┌─ SUPPLIED DATA

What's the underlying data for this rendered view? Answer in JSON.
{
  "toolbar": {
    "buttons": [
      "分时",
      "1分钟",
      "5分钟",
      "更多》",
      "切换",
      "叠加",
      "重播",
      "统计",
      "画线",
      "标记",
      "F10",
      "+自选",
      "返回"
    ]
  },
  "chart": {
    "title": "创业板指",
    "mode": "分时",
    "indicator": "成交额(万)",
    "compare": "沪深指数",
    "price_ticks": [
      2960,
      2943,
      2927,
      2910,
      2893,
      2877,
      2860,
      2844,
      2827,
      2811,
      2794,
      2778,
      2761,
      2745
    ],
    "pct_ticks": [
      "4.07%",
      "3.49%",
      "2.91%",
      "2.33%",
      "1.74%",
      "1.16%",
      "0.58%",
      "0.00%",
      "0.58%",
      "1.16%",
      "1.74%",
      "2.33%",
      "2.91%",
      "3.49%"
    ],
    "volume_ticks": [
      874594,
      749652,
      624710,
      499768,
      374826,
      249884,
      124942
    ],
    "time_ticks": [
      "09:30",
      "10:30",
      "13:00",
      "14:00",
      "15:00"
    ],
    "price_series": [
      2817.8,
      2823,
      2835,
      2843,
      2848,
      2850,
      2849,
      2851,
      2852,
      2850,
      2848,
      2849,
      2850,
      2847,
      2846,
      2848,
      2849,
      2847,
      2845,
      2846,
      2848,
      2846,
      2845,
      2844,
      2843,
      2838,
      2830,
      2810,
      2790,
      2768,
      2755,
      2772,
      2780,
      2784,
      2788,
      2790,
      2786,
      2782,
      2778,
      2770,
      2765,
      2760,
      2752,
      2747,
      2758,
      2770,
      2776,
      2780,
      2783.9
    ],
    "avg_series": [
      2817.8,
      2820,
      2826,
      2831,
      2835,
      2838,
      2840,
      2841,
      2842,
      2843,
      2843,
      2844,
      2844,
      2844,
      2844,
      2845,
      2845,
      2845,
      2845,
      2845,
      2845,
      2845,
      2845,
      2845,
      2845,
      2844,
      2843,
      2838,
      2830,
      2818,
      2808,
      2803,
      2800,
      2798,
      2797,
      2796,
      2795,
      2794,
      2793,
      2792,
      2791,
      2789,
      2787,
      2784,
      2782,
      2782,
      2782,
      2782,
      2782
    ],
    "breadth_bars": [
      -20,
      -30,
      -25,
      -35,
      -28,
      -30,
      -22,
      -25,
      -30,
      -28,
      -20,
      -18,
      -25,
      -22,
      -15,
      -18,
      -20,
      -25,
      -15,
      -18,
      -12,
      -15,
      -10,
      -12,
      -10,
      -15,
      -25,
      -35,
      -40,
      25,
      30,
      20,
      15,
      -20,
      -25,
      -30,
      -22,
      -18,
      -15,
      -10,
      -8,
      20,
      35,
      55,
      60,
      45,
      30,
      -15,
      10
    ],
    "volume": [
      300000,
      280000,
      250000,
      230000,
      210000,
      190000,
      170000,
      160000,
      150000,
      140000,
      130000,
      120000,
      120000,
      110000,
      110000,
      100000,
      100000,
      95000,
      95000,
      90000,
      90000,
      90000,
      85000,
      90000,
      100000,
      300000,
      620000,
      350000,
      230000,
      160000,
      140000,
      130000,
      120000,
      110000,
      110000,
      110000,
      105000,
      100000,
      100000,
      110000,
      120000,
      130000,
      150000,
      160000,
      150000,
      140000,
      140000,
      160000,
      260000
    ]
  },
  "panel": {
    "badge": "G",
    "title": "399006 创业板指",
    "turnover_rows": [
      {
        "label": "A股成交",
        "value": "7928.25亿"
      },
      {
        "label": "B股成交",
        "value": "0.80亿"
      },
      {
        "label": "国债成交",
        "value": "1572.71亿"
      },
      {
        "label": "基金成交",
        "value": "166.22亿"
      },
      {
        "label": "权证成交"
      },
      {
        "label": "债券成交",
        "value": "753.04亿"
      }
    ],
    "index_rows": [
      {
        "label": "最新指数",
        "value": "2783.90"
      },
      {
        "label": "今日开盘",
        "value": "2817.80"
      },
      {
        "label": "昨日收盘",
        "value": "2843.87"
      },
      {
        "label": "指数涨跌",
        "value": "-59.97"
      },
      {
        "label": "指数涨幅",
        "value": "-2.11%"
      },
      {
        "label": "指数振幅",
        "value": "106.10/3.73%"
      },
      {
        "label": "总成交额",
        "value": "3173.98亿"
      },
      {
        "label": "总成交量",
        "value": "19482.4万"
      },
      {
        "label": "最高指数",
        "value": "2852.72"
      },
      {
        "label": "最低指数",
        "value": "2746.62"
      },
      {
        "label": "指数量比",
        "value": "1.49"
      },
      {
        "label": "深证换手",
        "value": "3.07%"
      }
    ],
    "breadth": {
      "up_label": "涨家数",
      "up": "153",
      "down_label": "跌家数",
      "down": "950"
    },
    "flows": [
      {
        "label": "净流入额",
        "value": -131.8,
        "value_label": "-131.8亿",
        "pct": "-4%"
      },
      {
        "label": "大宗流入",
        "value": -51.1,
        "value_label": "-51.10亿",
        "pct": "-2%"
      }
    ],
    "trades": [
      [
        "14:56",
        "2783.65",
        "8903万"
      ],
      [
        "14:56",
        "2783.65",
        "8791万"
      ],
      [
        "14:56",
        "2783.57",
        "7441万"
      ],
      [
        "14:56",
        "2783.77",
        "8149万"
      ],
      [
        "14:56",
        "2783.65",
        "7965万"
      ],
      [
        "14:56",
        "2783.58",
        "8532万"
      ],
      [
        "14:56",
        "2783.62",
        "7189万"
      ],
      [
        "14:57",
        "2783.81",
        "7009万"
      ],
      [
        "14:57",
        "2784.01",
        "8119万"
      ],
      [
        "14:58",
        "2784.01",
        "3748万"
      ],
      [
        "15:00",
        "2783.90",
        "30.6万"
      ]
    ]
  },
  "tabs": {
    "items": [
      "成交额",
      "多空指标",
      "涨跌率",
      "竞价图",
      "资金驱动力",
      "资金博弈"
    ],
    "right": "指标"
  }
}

└─

Repeat the records above exactly, leaving none out.

What's the underlying data for this rendered view? Answer in JSON.
{
  "toolbar": {
    "buttons": [
      "分时",
      "1分钟",
      "5分钟",
      "更多》",
      "切换",
      "叠加",
      "重播",
      "统计",
      "画线",
      "标记",
      "F10",
      "+自选",
      "返回"
    ]
  },
  "chart": {
    "title": "创业板指",
    "mode": "分时",
    "indicator": "成交额(万)",
    "compare": "沪深指数",
    "price_ticks": [
      2960,
      2943,
      2927,
      2910,
      2893,
      2877,
      2860,
      2844,
      2827,
      2811,
      2794,
      2778,
      2761,
      2745
    ],
    "pct_ticks": [
      "4.07%",
      "3.49%",
      "2.91%",
      "2.33%",
      "1.74%",
      "1.16%",
      "0.58%",
      "0.00%",
      "0.58%",
      "1.16%",
      "1.74%",
      "2.33%",
      "2.91%",
      "3.49%"
    ],
    "volume_ticks": [
      874594,
      749652,
      624710,
      499768,
      374826,
      249884,
      124942
    ],
    "time_ticks": [
      "09:30",
      "10:30",
      "13:00",
      "14:00",
      "15:00"
    ],
    "price_series": [
      2817.8,
      2823,
      2835,
      2843,
      2848,
      2850,
      2849,
      2851,
      2852,
      2850,
      2848,
      2849,
      2850,
      2847,
      2846,
      2848,
      2849,
      2847,
      2845,
      2846,
      2848,
      2846,
      2845,
      2844,
      2843,
      2838,
      2830,
      2810,
      2790,
      2768,
      2755,
      2772,
      2780,
      2784,
      2788,
      2790,
      2786,
      2782,
      2778,
      2770,
      2765,
      2760,
      2752,
      2747,
      2758,
      2770,
      2776,
      2780,
      2783.9
    ],
    "avg_series": [
      2817.8,
      2820,
      2826,
      2831,
      2835,
      2838,
      2840,
      2841,
      2842,
      2843,
      2843,
      2844,
      2844,
      2844,
      2844,
      2845,
      2845,
      2845,
      2845,
      2845,
      2845,
      2845,
      2845,
      2845,
      2845,
      2844,
      2843,
      2838,
      2830,
      2818,
      2808,
      2803,
      2800,
      2798,
      2797,
      2796,
      2795,
      2794,
      2793,
      2792,
      2791,
      2789,
      2787,
      2784,
      2782,
      2782,
      2782,
      2782,
      2782
    ],
    "breadth_bars": [
      -20,
      -30,
      -25,
      -35,
      -28,
      -30,
      -22,
      -25,
      -30,
      -28,
      -20,
      -18,
      -25,
      -22,
      -15,
      -18,
      -20,
      -25,
      -15,
      -18,
      -12,
      -15,
      -10,
      -12,
      -10,
      -15,
      -25,
      -35,
      -40,
      25,
      30,
      20,
      15,
      -20,
      -25,
      -30,
      -22,
      -18,
      -15,
      -10,
      -8,
      20,
      35,
      55,
      60,
      45,
      30,
      -15,
      10
    ],
    "volume": [
      300000,
      280000,
      250000,
      230000,
      210000,
      190000,
      170000,
      160000,
      150000,
      140000,
      130000,
      120000,
      120000,
      110000,
      110000,
      100000,
      100000,
      95000,
      95000,
      90000,
      90000,
      90000,
      85000,
      90000,
      100000,
      300000,
      620000,
      350000,
      230000,
      160000,
      140000,
      130000,
      120000,
      110000,
      110000,
      110000,
      105000,
      100000,
      100000,
      110000,
      120000,
      130000,
      150000,
      160000,
      150000,
      140000,
      140000,
      160000,
      260000
    ]
  },
  "panel": {
    "badge": "G",
    "title": "399006 创业板指",
    "turnover_rows": [
      {
        "label": "A股成交",
        "value": "7928.25亿"
      },
      {
        "label": "B股成交",
        "value": "0.80亿"
      },
      {
        "label": "国债成交",
        "value": "1572.71亿"
      },
      {
        "label": "基金成交",
        "value": "166.22亿"
      },
      {
        "label": "权证成交"
      },
      {
        "label": "债券成交",
        "value": "753.04亿"
      }
    ],
    "index_rows": [
      {
        "label": "最新指数",
        "value": "2783.90"
      },
      {
        "label": "今日开盘",
        "value": "2817.80"
      },
      {
        "label": "昨日收盘",
        "value": "2843.87"
      },
      {
        "label": "指数涨跌",
        "value": "-59.97"
      },
      {
        "label": "指数涨幅",
        "value": "-2.11%"
      },
      {
        "label": "指数振幅",
        "value": "106.10/3.73%"
      },
      {
        "label": "总成交额",
        "value": "3173.98亿"
      },
      {
        "label": "总成交量",
        "value": "19482.4万"
      },
      {
        "label": "最高指数",
        "value": "2852.72"
      },
      {
        "label": "最低指数",
        "value": "2746.62"
      },
      {
        "label": "指数量比",
        "value": "1.49"
      },
      {
        "label": "深证换手",
        "value": "3.07%"
      }
    ],
    "breadth": {
      "up_label": "涨家数",
      "up": "153",
      "down_label": "跌家数",
      "down": "950"
    },
    "flows": [
      {
        "label": "净流入额",
        "value": -131.8,
        "value_label": "-131.8亿",
        "pct": "-4%"
      },
      {
        "label": "大宗流入",
        "value": -51.1,
        "value_label": "-51.10亿",
        "pct": "-2%"
      }
    ],
    "trades": [
      [
        "14:56",
        "2783.65",
        "8903万"
      ],
      [
        "14:56",
        "2783.65",
        "8791万"
      ],
      [
        "14:56",
        "2783.57",
        "7441万"
      ],
      [
        "14:56",
        "2783.77",
        "8149万"
      ],
      [
        "14:56",
        "2783.65",
        "7965万"
      ],
      [
        "14:56",
        "2783.58",
        "8532万"
      ],
      [
        "14:56",
        "2783.62",
        "7189万"
      ],
      [
        "14:57",
        "2783.81",
        "7009万"
      ],
      [
        "14:57",
        "2784.01",
        "8119万"
      ],
      [
        "14:58",
        "2784.01",
        "3748万"
      ],
      [
        "15:00",
        "2783.90",
        "30.6万"
      ]
    ]
  },
  "tabs": {
    "items": [
      "成交额",
      "多空指标",
      "涨跌率",
      "竞价图",
      "资金驱动力",
      "资金博弈"
    ],
    "right": "指标"
  }
}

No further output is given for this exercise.